* [A run of records]
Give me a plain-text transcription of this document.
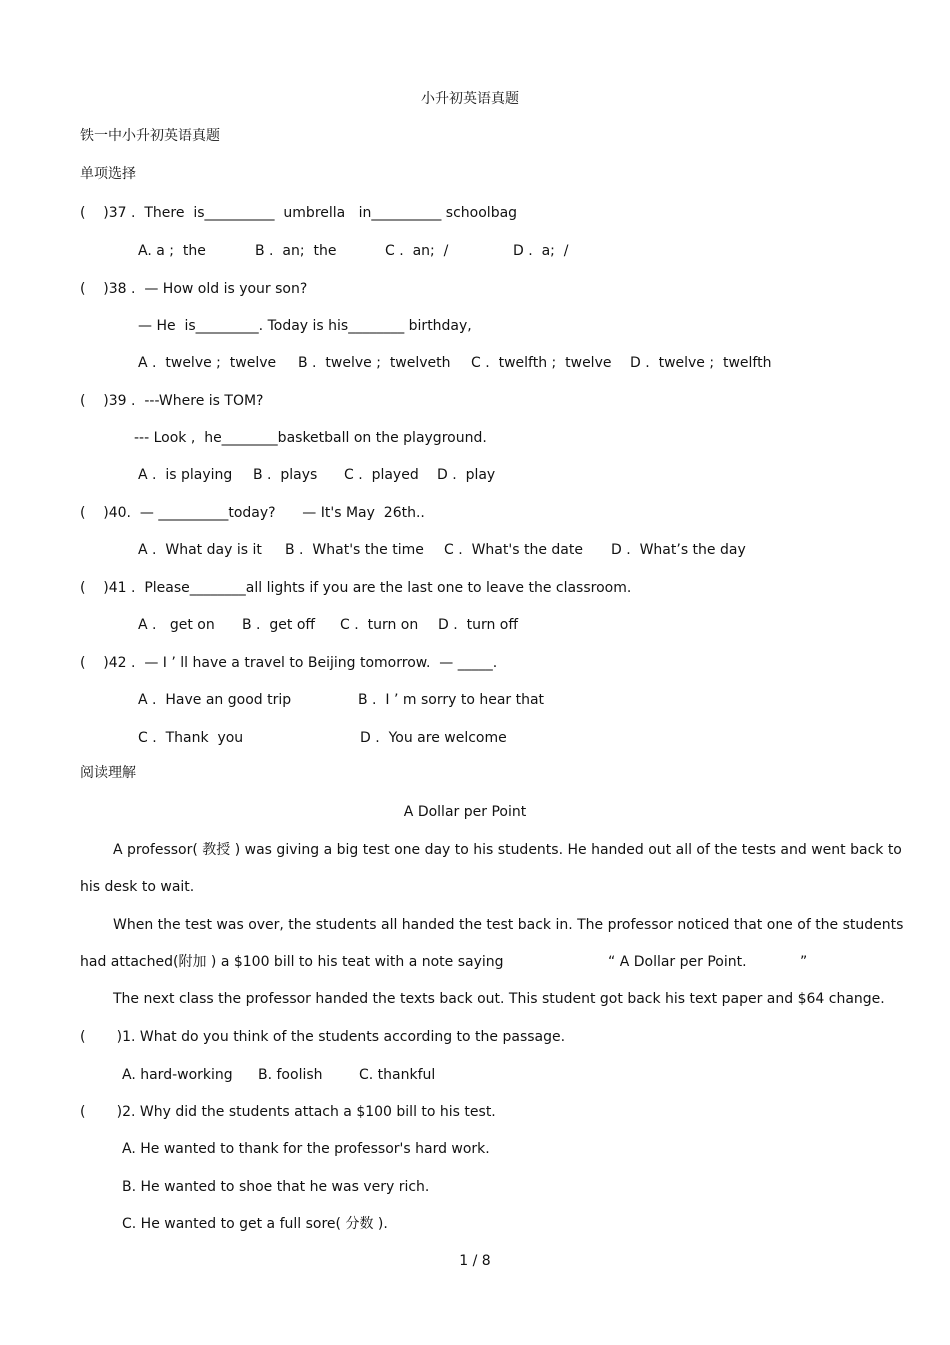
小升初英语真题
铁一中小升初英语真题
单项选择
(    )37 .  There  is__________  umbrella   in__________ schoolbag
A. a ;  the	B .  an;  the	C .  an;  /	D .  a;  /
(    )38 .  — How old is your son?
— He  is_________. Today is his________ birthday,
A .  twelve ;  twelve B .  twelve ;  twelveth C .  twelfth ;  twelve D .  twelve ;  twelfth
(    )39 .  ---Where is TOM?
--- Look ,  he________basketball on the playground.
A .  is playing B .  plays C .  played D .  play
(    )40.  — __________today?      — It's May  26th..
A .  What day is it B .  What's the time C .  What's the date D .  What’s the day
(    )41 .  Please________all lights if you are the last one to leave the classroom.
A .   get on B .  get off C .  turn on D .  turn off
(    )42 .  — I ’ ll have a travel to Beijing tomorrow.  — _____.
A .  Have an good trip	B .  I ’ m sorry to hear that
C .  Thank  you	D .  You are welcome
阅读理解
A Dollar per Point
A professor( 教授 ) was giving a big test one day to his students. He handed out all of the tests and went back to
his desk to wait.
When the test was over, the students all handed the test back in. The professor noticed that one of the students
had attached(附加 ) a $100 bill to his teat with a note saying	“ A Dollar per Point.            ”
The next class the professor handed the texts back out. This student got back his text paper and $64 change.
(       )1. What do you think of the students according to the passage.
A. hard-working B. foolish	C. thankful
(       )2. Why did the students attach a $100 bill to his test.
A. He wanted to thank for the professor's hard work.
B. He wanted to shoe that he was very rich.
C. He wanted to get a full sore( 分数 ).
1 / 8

---

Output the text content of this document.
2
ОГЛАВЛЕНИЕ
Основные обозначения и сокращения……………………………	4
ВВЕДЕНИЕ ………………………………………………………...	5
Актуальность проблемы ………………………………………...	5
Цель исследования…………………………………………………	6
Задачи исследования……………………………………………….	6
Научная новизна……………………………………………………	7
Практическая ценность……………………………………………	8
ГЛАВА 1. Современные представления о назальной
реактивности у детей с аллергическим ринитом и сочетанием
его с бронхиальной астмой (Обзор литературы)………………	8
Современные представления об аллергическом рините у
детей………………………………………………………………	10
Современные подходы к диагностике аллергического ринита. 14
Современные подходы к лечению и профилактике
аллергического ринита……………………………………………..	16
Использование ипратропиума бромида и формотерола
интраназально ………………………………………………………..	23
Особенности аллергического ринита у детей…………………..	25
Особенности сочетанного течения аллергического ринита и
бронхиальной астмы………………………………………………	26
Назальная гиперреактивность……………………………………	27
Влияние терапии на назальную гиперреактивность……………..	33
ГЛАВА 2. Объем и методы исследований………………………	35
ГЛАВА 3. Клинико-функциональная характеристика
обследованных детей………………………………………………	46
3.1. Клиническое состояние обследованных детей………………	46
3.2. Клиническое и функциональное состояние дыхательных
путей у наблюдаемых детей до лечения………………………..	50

---

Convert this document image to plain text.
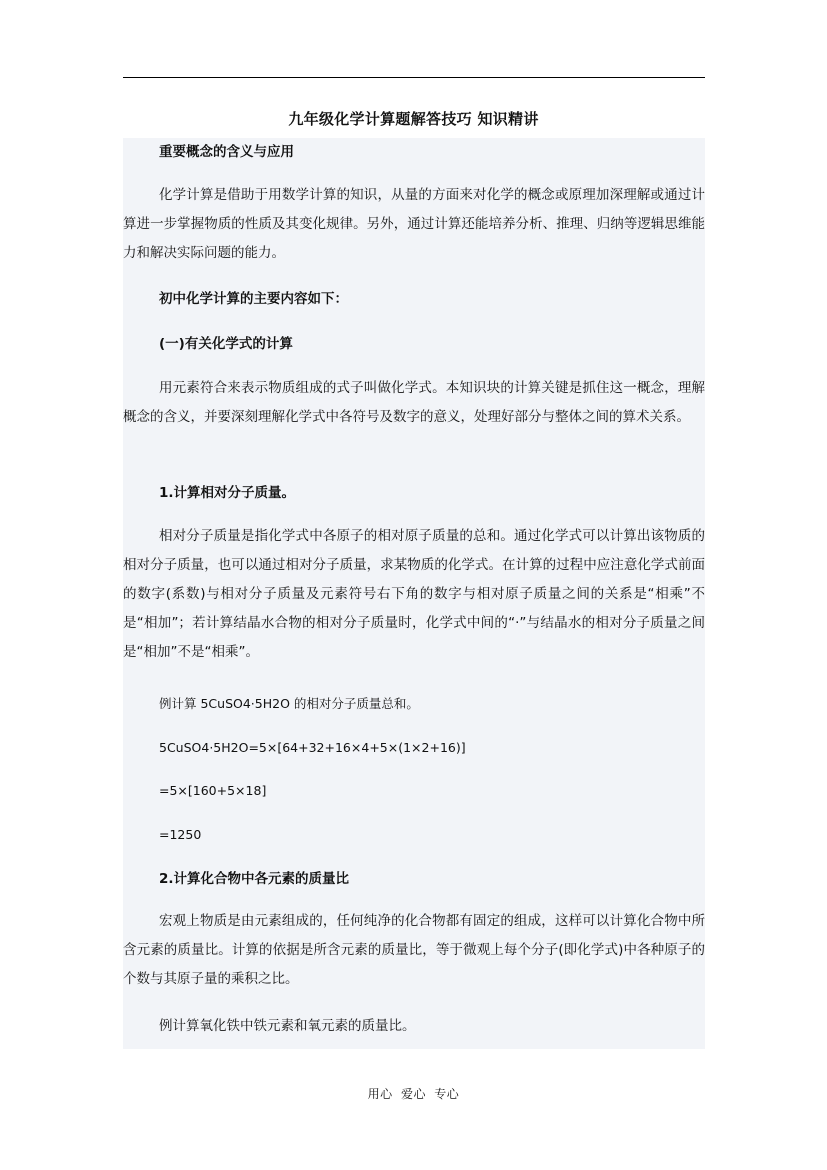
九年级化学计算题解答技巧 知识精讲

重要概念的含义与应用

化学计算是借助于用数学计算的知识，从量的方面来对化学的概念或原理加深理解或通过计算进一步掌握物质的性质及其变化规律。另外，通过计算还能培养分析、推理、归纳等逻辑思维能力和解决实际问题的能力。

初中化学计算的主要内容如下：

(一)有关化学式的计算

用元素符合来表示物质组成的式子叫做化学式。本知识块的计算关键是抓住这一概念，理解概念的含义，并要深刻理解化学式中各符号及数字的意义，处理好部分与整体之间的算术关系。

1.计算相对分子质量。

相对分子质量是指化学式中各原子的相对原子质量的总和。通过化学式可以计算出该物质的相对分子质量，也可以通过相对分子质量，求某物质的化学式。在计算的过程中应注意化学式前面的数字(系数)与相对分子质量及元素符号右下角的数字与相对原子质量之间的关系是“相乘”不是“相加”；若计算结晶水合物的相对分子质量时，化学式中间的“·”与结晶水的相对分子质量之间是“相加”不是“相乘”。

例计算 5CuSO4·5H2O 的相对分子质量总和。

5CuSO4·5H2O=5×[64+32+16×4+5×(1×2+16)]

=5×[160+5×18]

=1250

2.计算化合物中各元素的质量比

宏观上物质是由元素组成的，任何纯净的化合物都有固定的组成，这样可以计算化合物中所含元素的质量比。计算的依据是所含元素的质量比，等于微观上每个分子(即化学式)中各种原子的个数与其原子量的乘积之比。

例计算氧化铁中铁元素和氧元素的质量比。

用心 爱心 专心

* [WHAT YOU HAVE TO DO]
Locate all lines in the listing above with the word "Особенности" and copy them.

* [ANSWER FOR THIS EXERCISE]
Особенности аллергического ринита у детей…………………..	25
Особенности сочетанного течения аллергического ринита и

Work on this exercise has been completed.